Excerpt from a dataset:

== == ==

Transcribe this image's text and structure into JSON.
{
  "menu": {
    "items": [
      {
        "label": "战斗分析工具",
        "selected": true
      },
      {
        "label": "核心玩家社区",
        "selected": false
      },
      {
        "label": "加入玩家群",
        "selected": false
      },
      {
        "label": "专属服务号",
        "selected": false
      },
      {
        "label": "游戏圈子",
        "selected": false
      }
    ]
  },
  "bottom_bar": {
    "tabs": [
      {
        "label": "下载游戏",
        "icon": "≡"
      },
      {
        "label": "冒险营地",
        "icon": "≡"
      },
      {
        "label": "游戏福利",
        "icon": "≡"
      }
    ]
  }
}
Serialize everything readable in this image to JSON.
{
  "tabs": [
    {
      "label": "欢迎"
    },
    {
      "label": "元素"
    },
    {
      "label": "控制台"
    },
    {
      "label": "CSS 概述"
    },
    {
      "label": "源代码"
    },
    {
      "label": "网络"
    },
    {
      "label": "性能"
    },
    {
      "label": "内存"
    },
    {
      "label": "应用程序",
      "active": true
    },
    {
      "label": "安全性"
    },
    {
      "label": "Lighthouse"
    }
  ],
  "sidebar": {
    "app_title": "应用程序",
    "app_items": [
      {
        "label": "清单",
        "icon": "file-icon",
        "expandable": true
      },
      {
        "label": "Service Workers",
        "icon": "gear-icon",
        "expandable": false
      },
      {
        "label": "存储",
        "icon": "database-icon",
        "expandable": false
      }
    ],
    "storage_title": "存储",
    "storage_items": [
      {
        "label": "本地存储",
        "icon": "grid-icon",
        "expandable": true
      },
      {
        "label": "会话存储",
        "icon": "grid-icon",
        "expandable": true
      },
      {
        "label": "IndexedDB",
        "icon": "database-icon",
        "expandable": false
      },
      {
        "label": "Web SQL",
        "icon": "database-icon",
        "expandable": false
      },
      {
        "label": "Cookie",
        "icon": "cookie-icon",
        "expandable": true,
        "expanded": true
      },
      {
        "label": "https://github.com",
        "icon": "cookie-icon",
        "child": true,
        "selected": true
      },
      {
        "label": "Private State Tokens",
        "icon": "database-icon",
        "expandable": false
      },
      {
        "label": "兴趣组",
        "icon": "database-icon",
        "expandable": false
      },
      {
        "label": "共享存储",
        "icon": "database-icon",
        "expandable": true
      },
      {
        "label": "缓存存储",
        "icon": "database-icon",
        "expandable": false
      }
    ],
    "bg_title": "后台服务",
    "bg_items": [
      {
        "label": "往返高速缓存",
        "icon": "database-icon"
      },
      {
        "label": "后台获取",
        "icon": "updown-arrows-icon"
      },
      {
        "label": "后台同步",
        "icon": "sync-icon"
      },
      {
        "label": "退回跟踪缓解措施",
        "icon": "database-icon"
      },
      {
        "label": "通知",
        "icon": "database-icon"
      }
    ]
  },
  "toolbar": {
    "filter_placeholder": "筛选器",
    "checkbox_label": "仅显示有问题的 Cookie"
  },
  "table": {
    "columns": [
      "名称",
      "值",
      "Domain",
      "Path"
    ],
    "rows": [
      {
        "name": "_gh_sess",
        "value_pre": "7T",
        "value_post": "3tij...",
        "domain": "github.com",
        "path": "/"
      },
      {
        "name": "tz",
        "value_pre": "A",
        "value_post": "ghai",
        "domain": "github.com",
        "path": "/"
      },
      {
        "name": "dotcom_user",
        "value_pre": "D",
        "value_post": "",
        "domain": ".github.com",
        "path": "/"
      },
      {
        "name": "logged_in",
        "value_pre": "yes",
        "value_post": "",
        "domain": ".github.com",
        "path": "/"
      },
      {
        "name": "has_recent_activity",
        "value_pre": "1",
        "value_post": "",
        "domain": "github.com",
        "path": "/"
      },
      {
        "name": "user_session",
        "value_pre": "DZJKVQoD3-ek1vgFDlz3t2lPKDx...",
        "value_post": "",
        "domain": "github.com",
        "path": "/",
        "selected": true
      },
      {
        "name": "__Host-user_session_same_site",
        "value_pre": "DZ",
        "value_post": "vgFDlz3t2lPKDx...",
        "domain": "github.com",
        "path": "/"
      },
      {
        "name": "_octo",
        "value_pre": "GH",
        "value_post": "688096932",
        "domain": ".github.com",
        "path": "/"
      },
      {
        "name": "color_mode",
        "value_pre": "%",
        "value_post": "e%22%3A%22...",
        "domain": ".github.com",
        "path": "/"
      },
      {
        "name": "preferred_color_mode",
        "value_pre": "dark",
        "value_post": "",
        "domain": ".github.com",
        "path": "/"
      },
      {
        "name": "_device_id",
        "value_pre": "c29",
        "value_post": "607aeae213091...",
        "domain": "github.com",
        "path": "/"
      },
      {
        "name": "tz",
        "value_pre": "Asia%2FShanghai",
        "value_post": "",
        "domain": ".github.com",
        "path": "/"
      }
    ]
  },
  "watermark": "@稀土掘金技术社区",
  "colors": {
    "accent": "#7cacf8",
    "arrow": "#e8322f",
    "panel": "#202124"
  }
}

== == ==

**SHORT PROBLEM**. Output all of the material, please, exactly as it stands.

**COMPLETED EXERCISE**.
Transcribe this image's text and structure into JSON.
{
  "menu": {
    "items": [
      {
        "label": "战斗分析工具",
        "selected": true
      },
      {
        "label": "核心玩家社区",
        "selected": false
      },
      {
        "label": "加入玩家群",
        "selected": false
      },
      {
        "label": "专属服务号",
        "selected": false
      },
      {
        "label": "游戏圈子",
        "selected": false
      }
    ]
  },
  "bottom_bar": {
    "tabs": [
      {
        "label": "下载游戏",
        "icon": "≡"
      },
      {
        "label": "冒险营地",
        "icon": "≡"
      },
      {
        "label": "游戏福利",
        "icon": "≡"
      }
    ]
  }
}
Serialize everything readable in this image to JSON.
{
  "tabs": [
    {
      "label": "欢迎"
    },
    {
      "label": "元素"
    },
    {
      "label": "控制台"
    },
    {
      "label": "CSS 概述"
    },
    {
      "label": "源代码"
    },
    {
      "label": "网络"
    },
    {
      "label": "性能"
    },
    {
      "label": "内存"
    },
    {
      "label": "应用程序",
      "active": true
    },
    {
      "label": "安全性"
    },
    {
      "label": "Lighthouse"
    }
  ],
  "sidebar": {
    "app_title": "应用程序",
    "app_items": [
      {
        "label": "清单",
        "icon": "file-icon",
        "expandable": true
      },
      {
        "label": "Service Workers",
        "icon": "gear-icon",
        "expandable": false
      },
      {
        "label": "存储",
        "icon": "database-icon",
        "expandable": false
      }
    ],
    "storage_title": "存储",
    "storage_items": [
      {
        "label": "本地存储",
        "icon": "grid-icon",
        "expandable": true
      },
      {
        "label": "会话存储",
        "icon": "grid-icon",
        "expandable": true
      },
      {
        "label": "IndexedDB",
        "icon": "database-icon",
        "expandable": false
      },
      {
        "label": "Web SQL",
        "icon": "database-icon",
        "expandable": false
      },
      {
        "label": "Cookie",
        "icon": "cookie-icon",
        "expandable": true,
        "expanded": true
      },
      {
        "label": "https://github.com",
        "icon": "cookie-icon",
        "child": true,
        "selected": true
      },
      {
        "label": "Private State Tokens",
        "icon": "database-icon",
        "expandable": false
      },
      {
        "label": "兴趣组",
        "icon": "database-icon",
        "expandable": false
      },
      {
        "label": "共享存储",
        "icon": "database-icon",
        "expandable": true
      },
      {
        "label": "缓存存储",
        "icon": "database-icon",
        "expandable": false
      }
    ],
    "bg_title": "后台服务",
    "bg_items": [
      {
        "label": "往返高速缓存",
        "icon": "database-icon"
      },
      {
        "label": "后台获取",
        "icon": "updown-arrows-icon"
      },
      {
        "label": "后台同步",
        "icon": "sync-icon"
      },
      {
        "label": "退回跟踪缓解措施",
        "icon": "database-icon"
      },
      {
        "label": "通知",
        "icon": "database-icon"
      }
    ]
  },
  "toolbar": {
    "filter_placeholder": "筛选器",
    "checkbox_label": "仅显示有问题的 Cookie"
  },
  "table": {
    "columns": [
      "名称",
      "值",
      "Domain",
      "Path"
    ],
    "rows": [
      {
        "name": "_gh_sess",
        "value_pre": "7T",
        "value_post": "3tij...",
        "domain": "github.com",
        "path": "/"
      },
      {
        "name": "tz",
        "value_pre": "A",
        "value_post": "ghai",
        "domain": "github.com",
        "path": "/"
      },
      {
        "name": "dotcom_user",
        "value_pre": "D",
        "value_post": "",
        "domain": ".github.com",
        "path": "/"
      },
      {
        "name": "logged_in",
        "value_pre": "yes",
        "value_post": "",
        "domain": ".github.com",
        "path": "/"
      },
      {
        "name": "has_recent_activity",
        "value_pre": "1",
        "value_post": "",
        "domain": "github.com",
        "path": "/"
      },
      {
        "name": "user_session",
        "value_pre": "DZJKVQoD3-ek1vgFDlz3t2lPKDx...",
        "value_post": "",
        "domain": "github.com",
        "path": "/",
        "selected": true
      },
      {
        "name": "__Host-user_session_same_site",
        "value_pre": "DZ",
        "value_post": "vgFDlz3t2lPKDx...",
        "domain": "github.com",
        "path": "/"
      },
      {
        "name": "_octo",
        "value_pre": "GH",
        "value_post": "688096932",
        "domain": ".github.com",
        "path": "/"
      },
      {
        "name": "color_mode",
        "value_pre": "%",
        "value_post": "e%22%3A%22...",
        "domain": ".github.com",
        "path": "/"
      },
      {
        "name": "preferred_color_mode",
        "value_pre": "dark",
        "value_post": "",
        "domain": ".github.com",
        "path": "/"
      },
      {
        "name": "_device_id",
        "value_pre": "c29",
        "value_post": "607aeae213091...",
        "domain": "github.com",
        "path": "/"
      },
      {
        "name": "tz",
        "value_pre": "Asia%2FShanghai",
        "value_post": "",
        "domain": ".github.com",
        "path": "/"
      }
    ]
  },
  "watermark": "@稀土掘金技术社区",
  "colors": {
    "accent": "#7cacf8",
    "arrow": "#e8322f",
    "panel": "#202124"
  }
}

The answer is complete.